_What needs to be done:_ Output each entry below as it stands, leaving out every picture.

_Supplied data:_
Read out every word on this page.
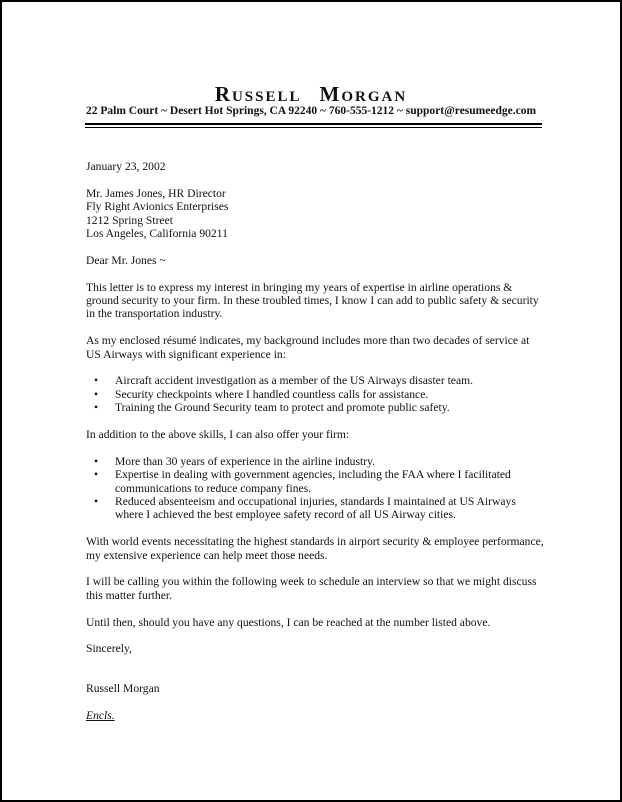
Russell Morgan
22 Palm Court ~ Desert Hot Springs, CA 92240 ~ 760-555-1212 ~ support@resumeedge.com
January 23, 2002
Mr. James Jones, HR Director
Fly Right Avionics Enterprises
1212 Spring Street
Los Angeles, California 90211
Dear Mr. Jones ~
This letter is to express my interest in bringing my years of expertise in airline operations & ground security to your firm. In these troubled times, I know I can add to public safety & security in the transportation industry.
As my enclosed résumé indicates, my background includes more than two decades of service at US Airways with significant experience in:
• Aircraft accident investigation as a member of the US Airways disaster team.
• Security checkpoints where I handled countless calls for assistance.
• Training the Ground Security team to protect and promote public safety.
In addition to the above skills, I can also offer your firm:
• More than 30 years of experience in the airline industry.
• Expertise in dealing with government agencies, including the FAA where I facilitated communications to reduce company fines.
• Reduced absenteeism and occupational injuries, standards I maintained at US Airways where I achieved the best employee safety record of all US Airway cities.
With world events necessitating the highest standards in airport security & employee performance, my extensive experience can help meet those needs.
I will be calling you within the following week to schedule an interview so that we might discuss this matter further.
Until then, should you have any questions, I can be reached at the number listed above.
Sincerely,
Russell Morgan
Encls.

_Result for this exercise:_
Read out every word on this page.
Russell Morgan
22 Palm Court ~ Desert Hot Springs, CA 92240 ~ 760-555-1212 ~ support@resumeedge.com
January 23, 2002
Mr. James Jones, HR Director
Fly Right Avionics Enterprises
1212 Spring Street
Los Angeles, California 90211
Dear Mr. Jones ~
This letter is to express my interest in bringing my years of expertise in airline operations & ground security to your firm. In these troubled times, I know I can add to public safety & security in the transportation industry.
As my enclosed résumé indicates, my background includes more than two decades of service at US Airways with significant experience in:
• Aircraft accident investigation as a member of the US Airways disaster team.
• Security checkpoints where I handled countless calls for assistance.
• Training the Ground Security team to protect and promote public safety.
In addition to the above skills, I can also offer your firm:
• More than 30 years of experience in the airline industry.
• Expertise in dealing with government agencies, including the FAA where I facilitated communications to reduce company fines.
• Reduced absenteeism and occupational injuries, standards I maintained at US Airways where I achieved the best employee safety record of all US Airway cities.
With world events necessitating the highest standards in airport security & employee performance, my extensive experience can help meet those needs.
I will be calling you within the following week to schedule an interview so that we might discuss this matter further.
Until then, should you have any questions, I can be reached at the number listed above.
Sincerely,
Russell Morgan
Encls.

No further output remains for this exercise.